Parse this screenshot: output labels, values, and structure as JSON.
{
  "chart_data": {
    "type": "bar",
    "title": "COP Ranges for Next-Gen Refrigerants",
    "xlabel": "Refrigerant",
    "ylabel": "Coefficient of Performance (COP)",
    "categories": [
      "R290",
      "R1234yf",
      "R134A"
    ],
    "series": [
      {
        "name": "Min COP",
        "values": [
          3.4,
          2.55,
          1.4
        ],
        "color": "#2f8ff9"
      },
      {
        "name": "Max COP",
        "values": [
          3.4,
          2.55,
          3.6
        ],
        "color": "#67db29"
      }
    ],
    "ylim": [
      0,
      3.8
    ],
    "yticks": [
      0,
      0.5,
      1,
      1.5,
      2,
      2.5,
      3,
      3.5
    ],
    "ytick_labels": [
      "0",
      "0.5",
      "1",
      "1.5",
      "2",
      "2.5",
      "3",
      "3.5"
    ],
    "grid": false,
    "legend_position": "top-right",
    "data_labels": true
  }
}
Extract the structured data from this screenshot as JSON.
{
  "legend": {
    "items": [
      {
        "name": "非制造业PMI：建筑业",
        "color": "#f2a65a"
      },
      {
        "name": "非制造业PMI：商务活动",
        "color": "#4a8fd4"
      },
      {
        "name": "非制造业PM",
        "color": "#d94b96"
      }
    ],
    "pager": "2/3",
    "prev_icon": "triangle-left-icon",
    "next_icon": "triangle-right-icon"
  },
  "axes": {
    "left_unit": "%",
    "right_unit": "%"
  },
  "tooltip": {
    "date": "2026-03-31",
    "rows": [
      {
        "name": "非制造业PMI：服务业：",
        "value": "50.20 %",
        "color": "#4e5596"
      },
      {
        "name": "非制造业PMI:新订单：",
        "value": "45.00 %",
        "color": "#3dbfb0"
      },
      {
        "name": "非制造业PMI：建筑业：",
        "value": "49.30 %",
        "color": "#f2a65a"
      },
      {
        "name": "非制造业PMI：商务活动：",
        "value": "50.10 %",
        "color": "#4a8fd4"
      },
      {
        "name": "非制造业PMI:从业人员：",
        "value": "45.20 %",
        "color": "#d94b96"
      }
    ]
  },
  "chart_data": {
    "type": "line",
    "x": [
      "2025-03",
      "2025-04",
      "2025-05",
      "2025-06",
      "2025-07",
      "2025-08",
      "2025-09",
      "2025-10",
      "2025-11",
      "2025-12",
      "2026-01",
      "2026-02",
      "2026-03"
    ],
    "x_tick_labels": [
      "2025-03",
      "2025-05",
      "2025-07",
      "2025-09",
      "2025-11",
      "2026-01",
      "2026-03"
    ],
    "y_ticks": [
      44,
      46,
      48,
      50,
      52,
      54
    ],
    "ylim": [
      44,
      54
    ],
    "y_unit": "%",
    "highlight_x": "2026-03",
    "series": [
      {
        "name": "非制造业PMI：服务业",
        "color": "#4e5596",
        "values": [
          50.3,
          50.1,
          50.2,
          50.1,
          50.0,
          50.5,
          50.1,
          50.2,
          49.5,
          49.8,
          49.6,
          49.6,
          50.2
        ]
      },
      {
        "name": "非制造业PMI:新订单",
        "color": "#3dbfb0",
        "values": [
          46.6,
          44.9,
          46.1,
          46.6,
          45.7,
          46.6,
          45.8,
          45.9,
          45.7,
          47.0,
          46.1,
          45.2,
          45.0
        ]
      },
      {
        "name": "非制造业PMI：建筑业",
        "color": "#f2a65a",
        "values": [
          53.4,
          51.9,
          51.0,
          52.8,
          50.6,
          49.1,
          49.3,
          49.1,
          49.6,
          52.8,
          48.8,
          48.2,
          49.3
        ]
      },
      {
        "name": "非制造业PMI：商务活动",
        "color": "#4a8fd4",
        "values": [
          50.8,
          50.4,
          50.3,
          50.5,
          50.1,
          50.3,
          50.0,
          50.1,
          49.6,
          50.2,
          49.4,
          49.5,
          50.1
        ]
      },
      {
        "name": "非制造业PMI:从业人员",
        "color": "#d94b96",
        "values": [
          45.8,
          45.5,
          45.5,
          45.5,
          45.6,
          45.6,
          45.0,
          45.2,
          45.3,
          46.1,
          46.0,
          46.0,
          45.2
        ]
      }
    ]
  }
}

*Given request*.
Every line of the records above needs to be given again exactly.

*Complete answer*.
Parse this screenshot: output labels, values, and structure as JSON.
{
  "chart_data": {
    "type": "bar",
    "title": "COP Ranges for Next-Gen Refrigerants",
    "xlabel": "Refrigerant",
    "ylabel": "Coefficient of Performance (COP)",
    "categories": [
      "R290",
      "R1234yf",
      "R134A"
    ],
    "series": [
      {
        "name": "Min COP",
        "values": [
          3.4,
          2.55,
          1.4
        ],
        "color": "#2f8ff9"
      },
      {
        "name": "Max COP",
        "values": [
          3.4,
          2.55,
          3.6
        ],
        "color": "#67db29"
      }
    ],
    "ylim": [
      0,
      3.8
    ],
    "yticks": [
      0,
      0.5,
      1,
      1.5,
      2,
      2.5,
      3,
      3.5
    ],
    "ytick_labels": [
      "0",
      "0.5",
      "1",
      "1.5",
      "2",
      "2.5",
      "3",
      "3.5"
    ],
    "grid": false,
    "legend_position": "top-right",
    "data_labels": true
  }
}
Extract the structured data from this screenshot as JSON.
{
  "legend": {
    "items": [
      {
        "name": "非制造业PMI：建筑业",
        "color": "#f2a65a"
      },
      {
        "name": "非制造业PMI：商务活动",
        "color": "#4a8fd4"
      },
      {
        "name": "非制造业PM",
        "color": "#d94b96"
      }
    ],
    "pager": "2/3",
    "prev_icon": "triangle-left-icon",
    "next_icon": "triangle-right-icon"
  },
  "axes": {
    "left_unit": "%",
    "right_unit": "%"
  },
  "tooltip": {
    "date": "2026-03-31",
    "rows": [
      {
        "name": "非制造业PMI：服务业：",
        "value": "50.20 %",
        "color": "#4e5596"
      },
      {
        "name": "非制造业PMI:新订单：",
        "value": "45.00 %",
        "color": "#3dbfb0"
      },
      {
        "name": "非制造业PMI：建筑业：",
        "value": "49.30 %",
        "color": "#f2a65a"
      },
      {
        "name": "非制造业PMI：商务活动：",
        "value": "50.10 %",
        "color": "#4a8fd4"
      },
      {
        "name": "非制造业PMI:从业人员：",
        "value": "45.20 %",
        "color": "#d94b96"
      }
    ]
  },
  "chart_data": {
    "type": "line",
    "x": [
      "2025-03",
      "2025-04",
      "2025-05",
      "2025-06",
      "2025-07",
      "2025-08",
      "2025-09",
      "2025-10",
      "2025-11",
      "2025-12",
      "2026-01",
      "2026-02",
      "2026-03"
    ],
    "x_tick_labels": [
      "2025-03",
      "2025-05",
      "2025-07",
      "2025-09",
      "2025-11",
      "2026-01",
      "2026-03"
    ],
    "y_ticks": [
      44,
      46,
      48,
      50,
      52,
      54
    ],
    "ylim": [
      44,
      54
    ],
    "y_unit": "%",
    "highlight_x": "2026-03",
    "series": [
      {
        "name": "非制造业PMI：服务业",
        "color": "#4e5596",
        "values": [
          50.3,
          50.1,
          50.2,
          50.1,
          50.0,
          50.5,
          50.1,
          50.2,
          49.5,
          49.8,
          49.6,
          49.6,
          50.2
        ]
      },
      {
        "name": "非制造业PMI:新订单",
        "color": "#3dbfb0",
        "values": [
          46.6,
          44.9,
          46.1,
          46.6,
          45.7,
          46.6,
          45.8,
          45.9,
          45.7,
          47.0,
          46.1,
          45.2,
          45.0
        ]
      },
      {
        "name": "非制造业PMI：建筑业",
        "color": "#f2a65a",
        "values": [
          53.4,
          51.9,
          51.0,
          52.8,
          50.6,
          49.1,
          49.3,
          49.1,
          49.6,
          52.8,
          48.8,
          48.2,
          49.3
        ]
      },
      {
        "name": "非制造业PMI：商务活动",
        "color": "#4a8fd4",
        "values": [
          50.8,
          50.4,
          50.3,
          50.5,
          50.1,
          50.3,
          50.0,
          50.1,
          49.6,
          50.2,
          49.4,
          49.5,
          50.1
        ]
      },
      {
        "name": "非制造业PMI:从业人员",
        "color": "#d94b96",
        "values": [
          45.8,
          45.5,
          45.5,
          45.5,
          45.6,
          45.6,
          45.0,
          45.2,
          45.3,
          46.1,
          46.0,
          46.0,
          45.2
        ]
      }
    ]
  }
}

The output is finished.